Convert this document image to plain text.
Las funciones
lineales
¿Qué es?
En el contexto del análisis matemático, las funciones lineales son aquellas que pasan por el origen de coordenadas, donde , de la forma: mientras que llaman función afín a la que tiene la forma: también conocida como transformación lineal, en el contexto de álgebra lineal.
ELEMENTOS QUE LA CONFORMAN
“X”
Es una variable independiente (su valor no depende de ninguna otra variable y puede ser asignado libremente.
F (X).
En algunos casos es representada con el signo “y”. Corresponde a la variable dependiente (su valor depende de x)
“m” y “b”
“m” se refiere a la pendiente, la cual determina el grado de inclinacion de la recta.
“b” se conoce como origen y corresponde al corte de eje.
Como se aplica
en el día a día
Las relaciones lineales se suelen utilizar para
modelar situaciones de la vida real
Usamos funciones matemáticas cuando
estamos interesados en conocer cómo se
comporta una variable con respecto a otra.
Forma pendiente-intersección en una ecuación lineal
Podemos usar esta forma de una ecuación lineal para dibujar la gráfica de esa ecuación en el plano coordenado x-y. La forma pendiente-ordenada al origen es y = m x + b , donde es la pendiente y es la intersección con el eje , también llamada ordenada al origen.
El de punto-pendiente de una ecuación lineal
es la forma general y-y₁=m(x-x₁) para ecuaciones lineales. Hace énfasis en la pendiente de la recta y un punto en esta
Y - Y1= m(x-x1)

--

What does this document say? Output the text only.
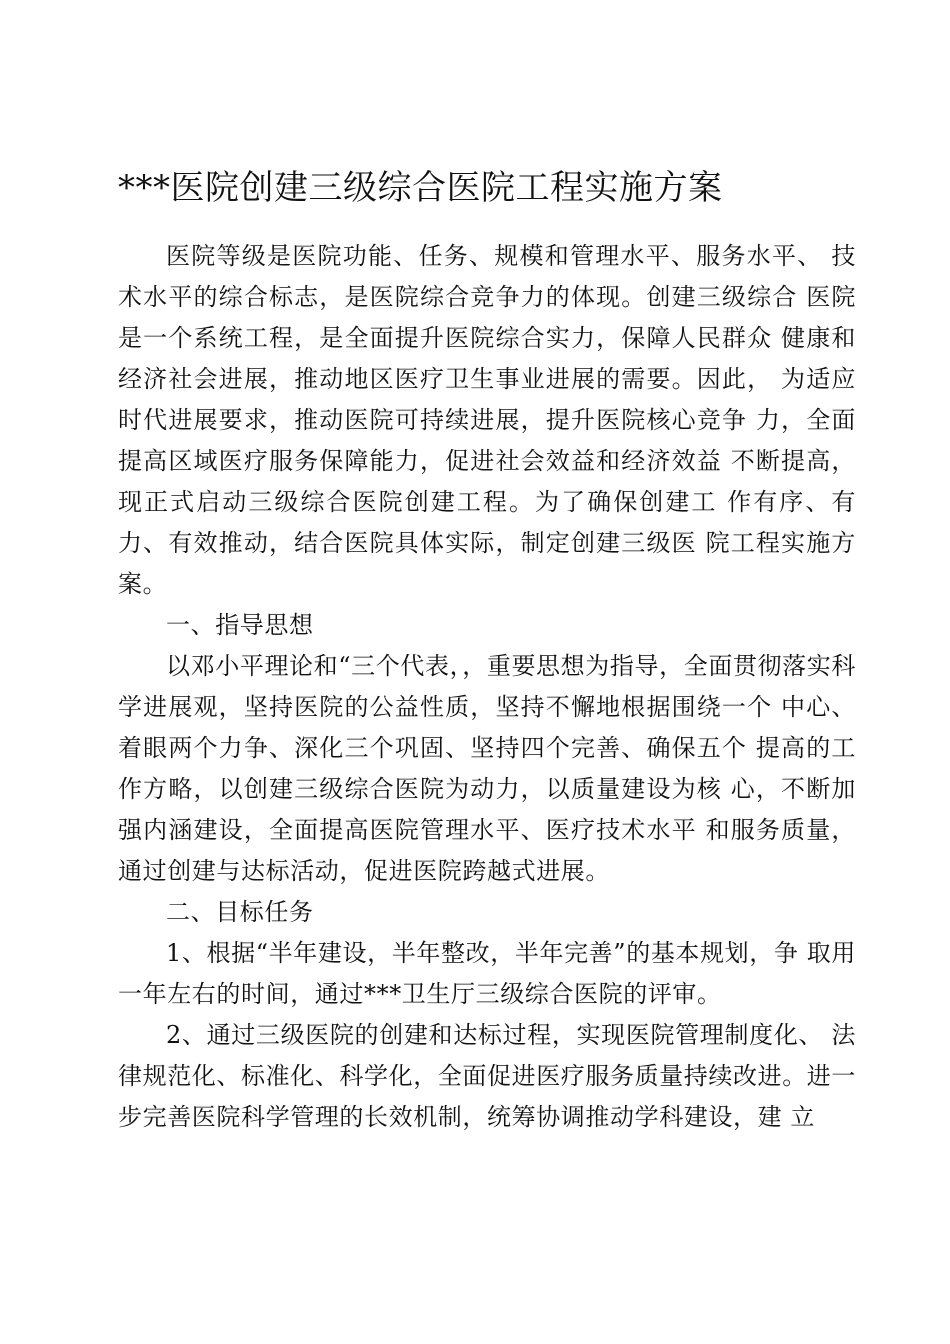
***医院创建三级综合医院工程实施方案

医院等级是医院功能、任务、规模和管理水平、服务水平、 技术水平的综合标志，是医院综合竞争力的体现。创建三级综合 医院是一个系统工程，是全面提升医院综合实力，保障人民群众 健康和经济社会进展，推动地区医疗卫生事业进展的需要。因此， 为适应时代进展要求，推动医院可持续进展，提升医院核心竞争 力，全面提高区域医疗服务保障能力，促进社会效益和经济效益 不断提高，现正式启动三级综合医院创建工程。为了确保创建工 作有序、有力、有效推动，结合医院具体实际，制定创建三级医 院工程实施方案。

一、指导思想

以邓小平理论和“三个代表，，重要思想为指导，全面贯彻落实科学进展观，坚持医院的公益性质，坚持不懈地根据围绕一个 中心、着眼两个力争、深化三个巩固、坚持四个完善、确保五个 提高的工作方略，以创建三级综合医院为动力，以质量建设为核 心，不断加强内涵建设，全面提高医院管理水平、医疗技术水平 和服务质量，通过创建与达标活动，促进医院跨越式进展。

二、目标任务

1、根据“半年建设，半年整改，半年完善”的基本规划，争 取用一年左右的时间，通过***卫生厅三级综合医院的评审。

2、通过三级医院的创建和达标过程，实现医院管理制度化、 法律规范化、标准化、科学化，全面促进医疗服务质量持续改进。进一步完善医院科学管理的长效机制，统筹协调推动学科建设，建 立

--

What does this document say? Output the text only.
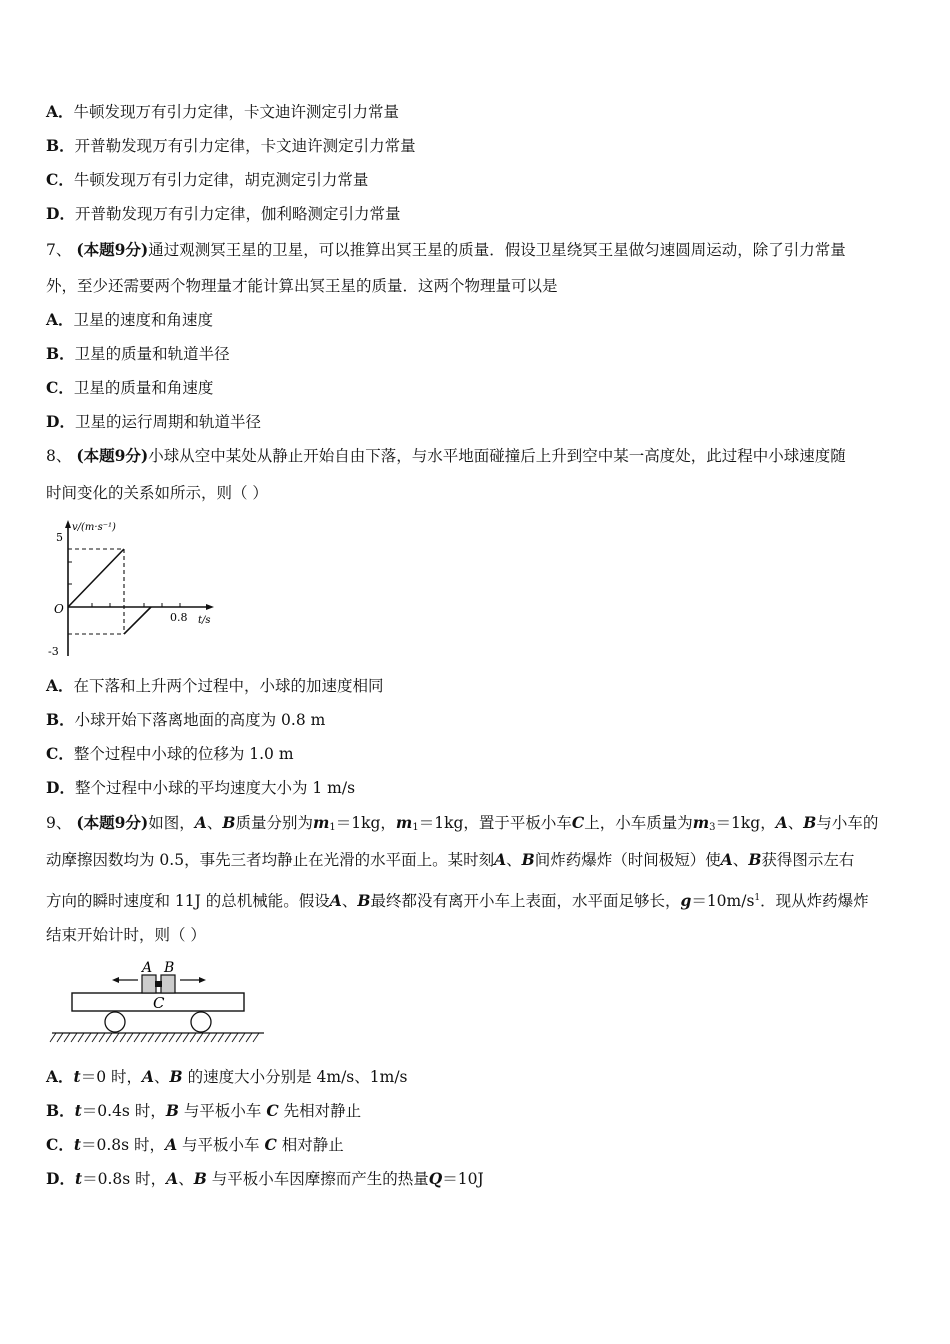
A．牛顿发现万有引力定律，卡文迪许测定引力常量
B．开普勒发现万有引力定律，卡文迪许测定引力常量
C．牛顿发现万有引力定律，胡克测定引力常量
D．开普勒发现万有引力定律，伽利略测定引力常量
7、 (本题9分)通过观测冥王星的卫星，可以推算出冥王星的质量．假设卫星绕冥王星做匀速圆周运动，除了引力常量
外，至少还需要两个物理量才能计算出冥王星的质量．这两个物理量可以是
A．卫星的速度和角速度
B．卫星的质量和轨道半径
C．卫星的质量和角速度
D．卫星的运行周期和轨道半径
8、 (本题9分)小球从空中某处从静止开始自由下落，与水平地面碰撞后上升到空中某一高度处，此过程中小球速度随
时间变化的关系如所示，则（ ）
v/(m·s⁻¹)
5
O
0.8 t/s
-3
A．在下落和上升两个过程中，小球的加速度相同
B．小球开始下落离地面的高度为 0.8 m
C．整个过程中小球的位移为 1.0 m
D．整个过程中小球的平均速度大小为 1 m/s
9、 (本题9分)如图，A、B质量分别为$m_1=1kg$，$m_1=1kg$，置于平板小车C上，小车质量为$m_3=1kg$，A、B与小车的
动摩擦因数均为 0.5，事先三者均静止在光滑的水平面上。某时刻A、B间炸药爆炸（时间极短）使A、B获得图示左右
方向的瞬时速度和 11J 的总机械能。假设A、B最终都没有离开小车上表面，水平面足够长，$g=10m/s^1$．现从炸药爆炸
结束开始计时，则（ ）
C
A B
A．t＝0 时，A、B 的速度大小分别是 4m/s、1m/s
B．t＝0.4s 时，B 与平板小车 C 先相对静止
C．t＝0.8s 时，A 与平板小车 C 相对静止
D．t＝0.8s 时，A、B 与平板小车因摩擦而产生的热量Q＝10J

Request: From the data above, copy each line that holds "otra".

Solution to this problem:
Es una variable independiente (su valor no depende de ninguna otra variable y puede ser asignado libremente.
comporta una variable con respecto a otra.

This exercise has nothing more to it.